■ Exercise instructions:
Extract the rows below, copying them unchanged, starting with the line that contains "environment-gear-icon (39, 203, 63, 227)" and going on through the line that contains "wizard-cancel-button[interactable]: Cancel (501, 425, 581, 447)", both included.

■ Records for this exercise:
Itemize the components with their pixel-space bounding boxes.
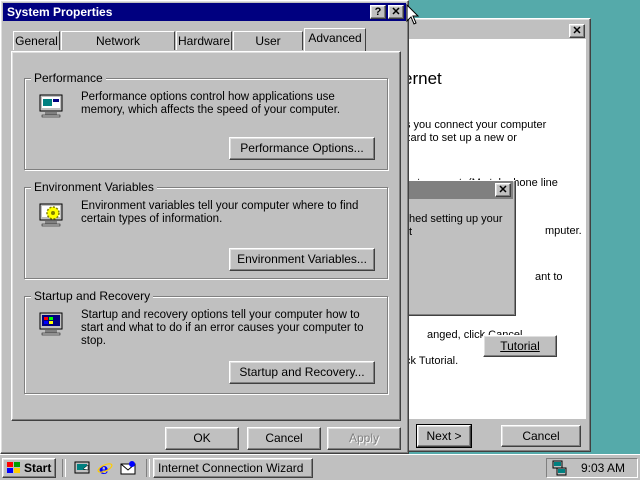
environment-gear-icon (39, 203, 63, 227)
dialog-titlebar[interactable]: System Properties ? ✕ (3, 3, 406, 21)
tab-advanced[interactable]: Advanced (304, 28, 366, 51)
windows-logo-icon (7, 462, 20, 473)
wizard-text-line: zard to set up a new or (405, 132, 517, 144)
show-desktop-icon[interactable] (74, 460, 90, 476)
environment-variables-description: Environment variables tell your computer… (81, 200, 359, 225)
tab-general[interactable]: General (13, 31, 60, 50)
close-icon: ✕ (572, 25, 582, 37)
network-connection-icon[interactable] (551, 460, 567, 476)
ok-button[interactable]: OK (165, 427, 239, 450)
environment-variables-group-title: Environment Variables (31, 180, 157, 194)
environment-variables-group: Environment Variables Environment variab… (24, 180, 388, 279)
system-properties-dialog[interactable]: System Properties ? ✕ General Network Id… (0, 0, 409, 454)
task-internet-connection-wizard[interactable]: Internet Connection Wizard (153, 458, 313, 478)
wizard-popup-dialog[interactable]: ✕ hed setting up your t (404, 180, 516, 316)
close-icon: ✕ (391, 6, 401, 18)
taskbar-separator (62, 459, 66, 477)
wizard-text-line: s you connect your computer (405, 119, 547, 131)
system-tray: 9:03 AM (546, 458, 638, 478)
dialog-title: System Properties (7, 5, 113, 19)
wizard-text-line: ant to (535, 271, 563, 283)
start-button[interactable]: Start (2, 458, 56, 478)
performance-group-title: Performance (31, 71, 106, 85)
environment-variables-button[interactable]: Environment Variables... (229, 248, 375, 271)
mouse-cursor-icon (406, 4, 420, 25)
taskbar-separator (146, 459, 150, 477)
performance-group: Performance Performance options control … (24, 71, 388, 170)
wizard-cancel-button[interactable]: Cancel (501, 425, 581, 447)
tab-network-identification[interactable]: Network Identification (61, 31, 175, 66)
start-label: Start (24, 461, 52, 475)
performance-monitor-icon (39, 94, 63, 118)
tab-hardware[interactable]: Hardware (176, 31, 232, 50)
startup-recovery-group: Startup and Recovery Startup and recover… (24, 289, 388, 394)
wizard-text-line: mputer. (545, 225, 582, 237)
outlook-express-icon[interactable] (120, 460, 136, 476)
help-button[interactable]: ? (370, 5, 386, 19)
startup-recovery-description: Startup and recovery options tell your c… (81, 309, 364, 347)
performance-description: Performance options control how applicat… (81, 91, 341, 116)
clock[interactable]: 9:03 AM (581, 459, 625, 477)
help-icon: ? (374, 6, 382, 18)
next-button[interactable]: Next > (416, 424, 472, 448)
wizard-text-line: ck Tutorial. (405, 355, 459, 367)
popup-close-button[interactable]: ✕ (495, 183, 511, 197)
wizard-close-button[interactable]: ✕ (569, 24, 585, 38)
tab-user-profiles[interactable]: User Profiles (233, 31, 303, 66)
close-icon: ✕ (498, 184, 508, 196)
cancel-button[interactable]: Cancel (247, 427, 321, 450)
tutorial-button[interactable]: Tutorial (483, 335, 557, 357)
taskbar: Start e Internet Connection Wizard 9:03 … (0, 454, 640, 480)
startup-monitor-icon (39, 312, 63, 336)
dialog-close-button[interactable]: ✕ (388, 5, 404, 19)
performance-options-button[interactable]: Performance Options... (229, 137, 375, 160)
internet-explorer-icon[interactable]: e (97, 460, 113, 476)
popup-text-line: hed setting up your (409, 213, 503, 225)
startup-recovery-group-title: Startup and Recovery (31, 289, 154, 303)
popup-text-line: t (409, 226, 413, 238)
startup-recovery-button[interactable]: Startup and Recovery... (229, 361, 375, 384)
advanced-tab-panel: Performance Performance options control … (11, 51, 401, 421)
apply-button[interactable]: Apply (327, 427, 401, 450)
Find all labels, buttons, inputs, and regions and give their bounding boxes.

■ Answer to this task:
environment-gear-icon (39, 203, 63, 227)
dialog-titlebar[interactable]: System Properties ? ✕ (3, 3, 406, 21)
tab-advanced[interactable]: Advanced (304, 28, 366, 51)
windows-logo-icon (7, 462, 20, 473)
wizard-text-line: zard to set up a new or (405, 132, 517, 144)
show-desktop-icon[interactable] (74, 460, 90, 476)
environment-variables-description: Environment variables tell your computer… (81, 200, 359, 225)
tab-general[interactable]: General (13, 31, 60, 50)
close-icon: ✕ (572, 25, 582, 37)
network-connection-icon[interactable] (551, 460, 567, 476)
ok-button[interactable]: OK (165, 427, 239, 450)
environment-variables-group-title: Environment Variables (31, 180, 157, 194)
environment-variables-group: Environment Variables Environment variab… (24, 180, 388, 279)
system-properties-dialog[interactable]: System Properties ? ✕ General Network Id… (0, 0, 409, 454)
task-internet-connection-wizard[interactable]: Internet Connection Wizard (153, 458, 313, 478)
wizard-popup-dialog[interactable]: ✕ hed setting up your t (404, 180, 516, 316)
close-icon: ✕ (391, 6, 401, 18)
taskbar-separator (62, 459, 66, 477)
wizard-text-line: s you connect your computer (405, 119, 547, 131)
system-tray: 9:03 AM (546, 458, 638, 478)
dialog-title: System Properties (7, 5, 113, 19)
wizard-text-line: ant to (535, 271, 563, 283)
start-button[interactable]: Start (2, 458, 56, 478)
performance-group-title: Performance (31, 71, 106, 85)
environment-variables-button[interactable]: Environment Variables... (229, 248, 375, 271)
mouse-cursor-icon (406, 4, 420, 25)
taskbar-separator (146, 459, 150, 477)
performance-group: Performance Performance options control … (24, 71, 388, 170)
wizard-cancel-button[interactable]: Cancel (501, 425, 581, 447)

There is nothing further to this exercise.